* BEGIN Exercise materials *
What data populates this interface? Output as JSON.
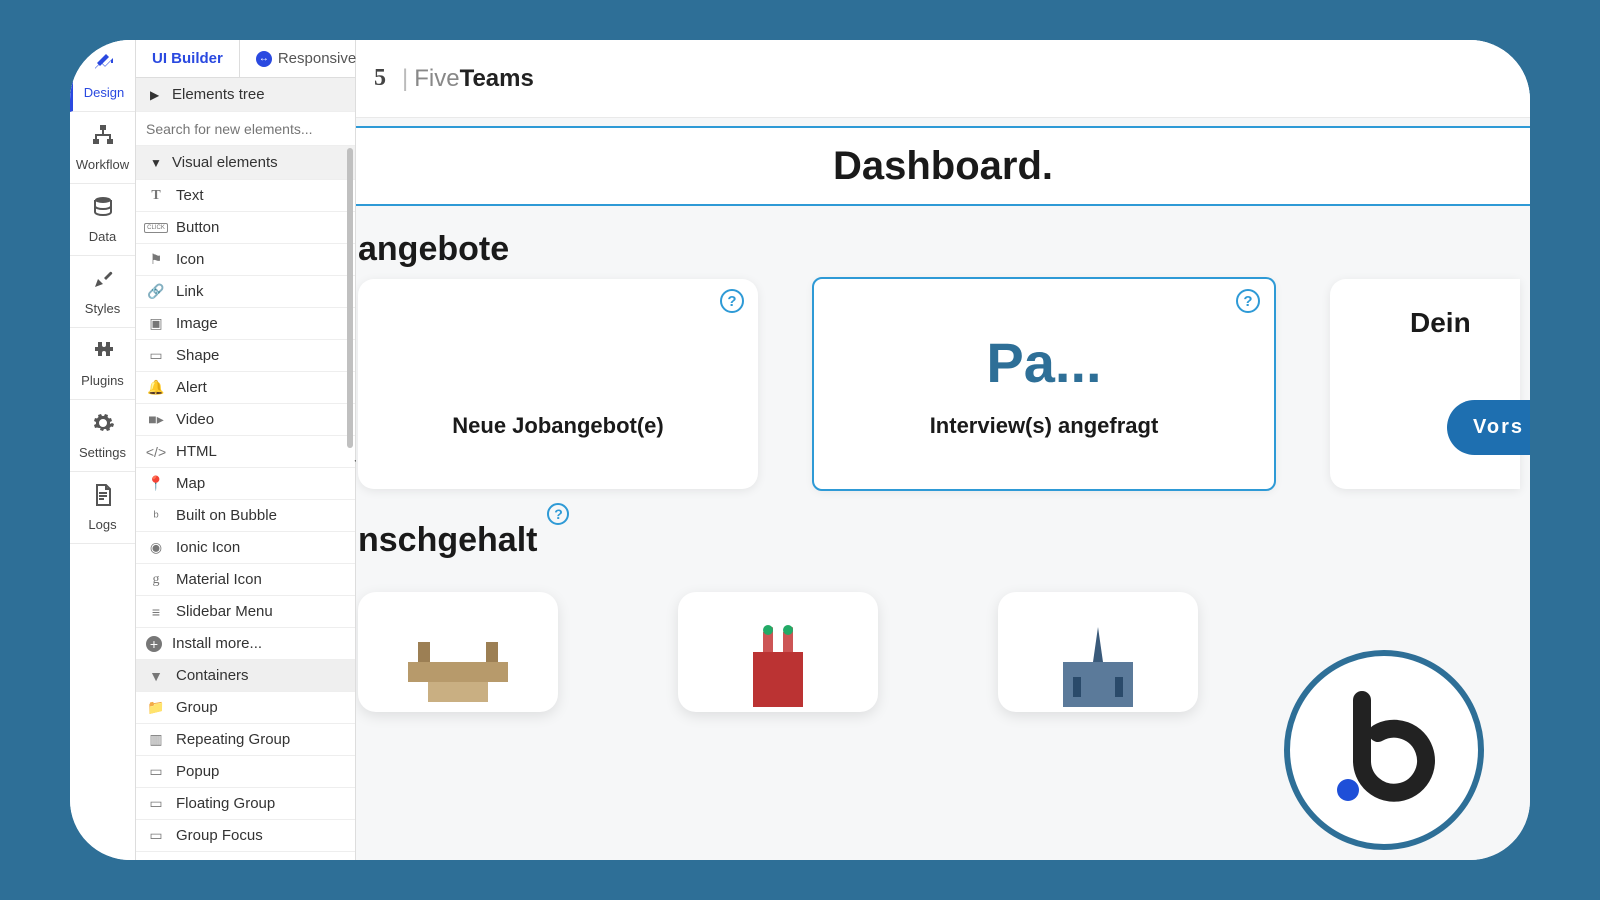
{
  "rail": [
    {
      "label": "Design",
      "icon": "design"
    },
    {
      "label": "Workflow",
      "icon": "workflow"
    },
    {
      "label": "Data",
      "icon": "data"
    },
    {
      "label": "Styles",
      "icon": "styles"
    },
    {
      "label": "Plugins",
      "icon": "plugins"
    },
    {
      "label": "Settings",
      "icon": "settings"
    },
    {
      "label": "Logs",
      "icon": "logs"
    }
  ],
  "panel": {
    "tab_uibuilder": "UI Builder",
    "tab_responsive": "Responsive",
    "elements_tree": "Elements tree",
    "search_placeholder": "Search for new elements...",
    "visual_elements": "Visual elements",
    "items": [
      "Text",
      "Button",
      "Icon",
      "Link",
      "Image",
      "Shape",
      "Alert",
      "Video",
      "HTML",
      "Map",
      "Built on Bubble",
      "Ionic Icon",
      "Material Icon",
      "Slidebar Menu",
      "Install more..."
    ],
    "containers": "Containers",
    "container_items": [
      "Group",
      "Repeating Group",
      "Popup",
      "Floating Group",
      "Group Focus"
    ]
  },
  "app": {
    "brand_prefix": "5",
    "brand_sep": "|",
    "brand_light": "Five",
    "brand_bold": "Teams",
    "dashboard_title": "Dashboard.",
    "section1": "angebote",
    "card1_label": "Neue Jobangebot(e)",
    "card2_big": "Pa...",
    "card2_label": "Interview(s) angefragt",
    "card3_title": "Dein",
    "card3_button": "Vors",
    "section2": "nschgehalt"
  }
}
* END Exercise materials *
_Set task_
Keep the pictures out of your copy, and repeat every entry above exactly.

_Answer to this problem_
What data populates this interface? Output as JSON.
{
  "rail": [
    {
      "label": "Design",
      "icon": "design"
    },
    {
      "label": "Workflow",
      "icon": "workflow"
    },
    {
      "label": "Data",
      "icon": "data"
    },
    {
      "label": "Styles",
      "icon": "styles"
    },
    {
      "label": "Plugins",
      "icon": "plugins"
    },
    {
      "label": "Settings",
      "icon": "settings"
    },
    {
      "label": "Logs",
      "icon": "logs"
    }
  ],
  "panel": {
    "tab_uibuilder": "UI Builder",
    "tab_responsive": "Responsive",
    "elements_tree": "Elements tree",
    "search_placeholder": "Search for new elements...",
    "visual_elements": "Visual elements",
    "items": [
      "Text",
      "Button",
      "Icon",
      "Link",
      "Image",
      "Shape",
      "Alert",
      "Video",
      "HTML",
      "Map",
      "Built on Bubble",
      "Ionic Icon",
      "Material Icon",
      "Slidebar Menu",
      "Install more..."
    ],
    "containers": "Containers",
    "container_items": [
      "Group",
      "Repeating Group",
      "Popup",
      "Floating Group",
      "Group Focus"
    ]
  },
  "app": {
    "brand_prefix": "5",
    "brand_sep": "|",
    "brand_light": "Five",
    "brand_bold": "Teams",
    "dashboard_title": "Dashboard.",
    "section1": "angebote",
    "card1_label": "Neue Jobangebot(e)",
    "card2_big": "Pa...",
    "card2_label": "Interview(s) angefragt",
    "card3_title": "Dein",
    "card3_button": "Vors",
    "section2": "nschgehalt"
  }
}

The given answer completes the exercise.